┏━━
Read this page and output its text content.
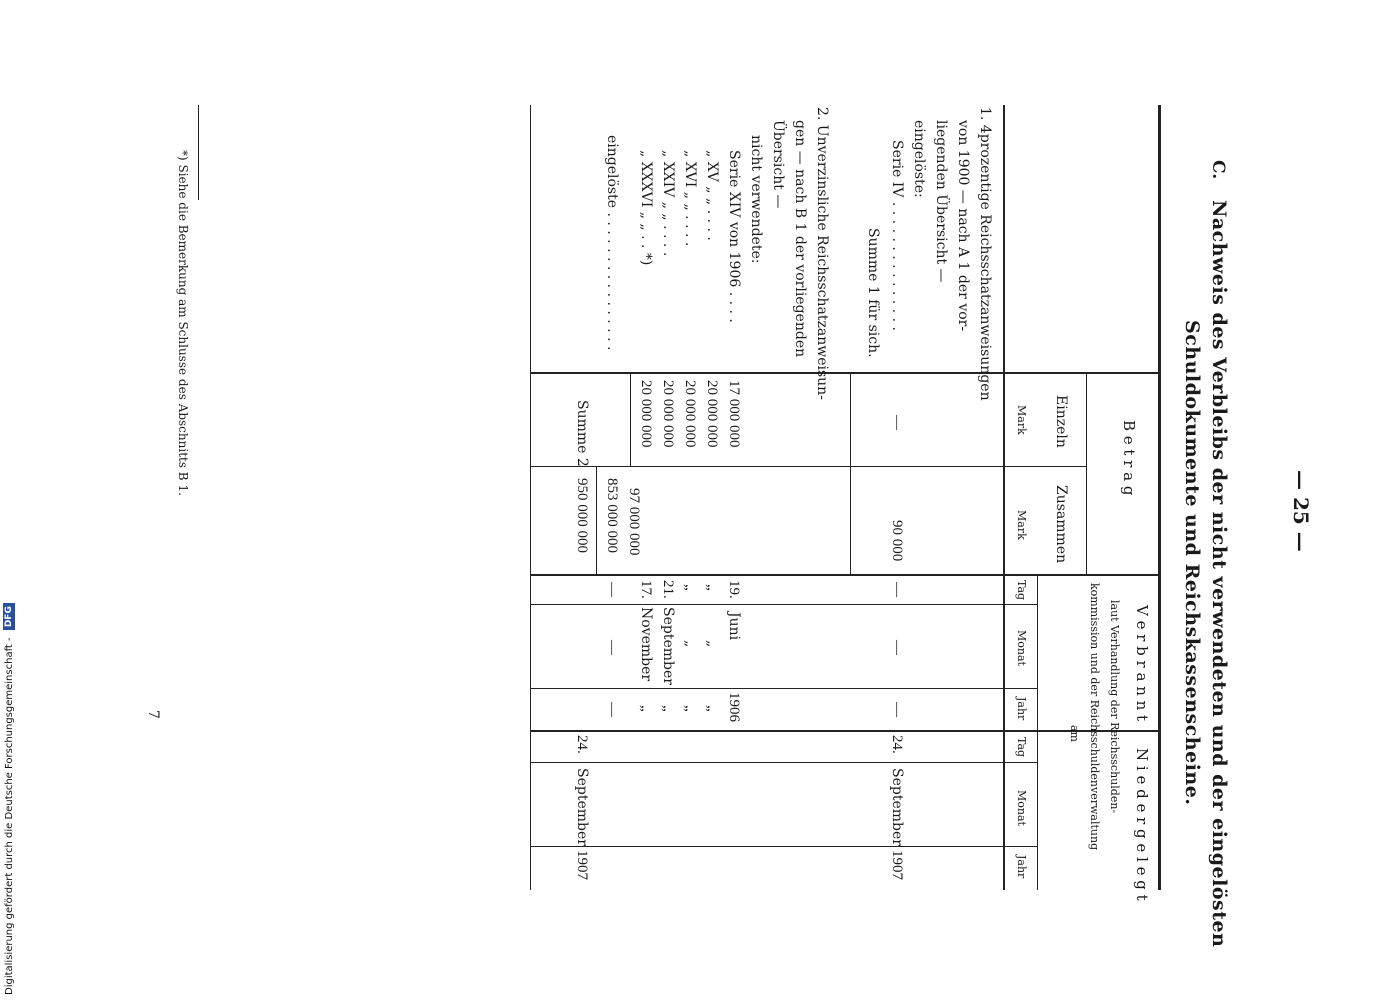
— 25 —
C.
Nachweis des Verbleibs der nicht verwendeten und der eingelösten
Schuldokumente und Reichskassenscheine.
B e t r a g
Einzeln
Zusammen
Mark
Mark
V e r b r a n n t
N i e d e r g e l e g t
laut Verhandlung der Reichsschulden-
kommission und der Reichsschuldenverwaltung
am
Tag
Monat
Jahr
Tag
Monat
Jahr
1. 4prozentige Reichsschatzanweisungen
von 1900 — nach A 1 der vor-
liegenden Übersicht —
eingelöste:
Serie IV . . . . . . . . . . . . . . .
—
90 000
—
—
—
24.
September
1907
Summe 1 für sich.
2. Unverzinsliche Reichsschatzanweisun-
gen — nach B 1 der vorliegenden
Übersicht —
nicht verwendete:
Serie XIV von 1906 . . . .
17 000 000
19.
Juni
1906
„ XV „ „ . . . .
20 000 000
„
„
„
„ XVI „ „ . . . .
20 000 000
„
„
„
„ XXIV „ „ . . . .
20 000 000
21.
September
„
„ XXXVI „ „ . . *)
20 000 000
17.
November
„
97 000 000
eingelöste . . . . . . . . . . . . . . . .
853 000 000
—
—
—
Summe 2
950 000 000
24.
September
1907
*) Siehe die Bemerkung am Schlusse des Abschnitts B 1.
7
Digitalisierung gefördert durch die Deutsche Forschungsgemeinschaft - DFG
┗━━
- _TASK BRIEF_:
Quote the entries above word for word. Leave the images out.

- _TASK RESPONSE_:
Read this page and output its text content.
— 25 —
C.
Nachweis des Verbleibs der nicht verwendeten und der eingelösten
Schuldokumente und Reichskassenscheine.
B e t r a g
Einzeln
Zusammen
Mark
Mark
V e r b r a n n t
N i e d e r g e l e g t
laut Verhandlung der Reichsschulden-
kommission und der Reichsschuldenverwaltung
am
Tag
Monat
Jahr
Tag
Monat
Jahr
1. 4prozentige Reichsschatzanweisungen
von 1900 — nach A 1 der vor-
liegenden Übersicht —
eingelöste:
Serie IV . . . . . . . . . . . . . . .
—
90 000
—
—
—
24.
September
1907
Summe 1 für sich.
2. Unverzinsliche Reichsschatzanweisun-
gen — nach B 1 der vorliegenden
Übersicht —
nicht verwendete:
Serie XIV von 1906 . . . .
17 000 000
19.
Juni
1906
„ XV „ „ . . . .
20 000 000
„
„
„
„ XVI „ „ . . . .
20 000 000
„
„
„
„ XXIV „ „ . . . .
20 000 000
21.
September
„
„ XXXVI „ „ . . *)
20 000 000
17.
November
„
97 000 000
eingelöste . . . . . . . . . . . . . . . .
853 000 000
—
—
—
Summe 2
950 000 000
24.
September
1907
*) Siehe die Bemerkung am Schlusse des Abschnitts B 1.
7
Digitalisierung gefördert durch die Deutsche Forschungsgemeinschaft - DFG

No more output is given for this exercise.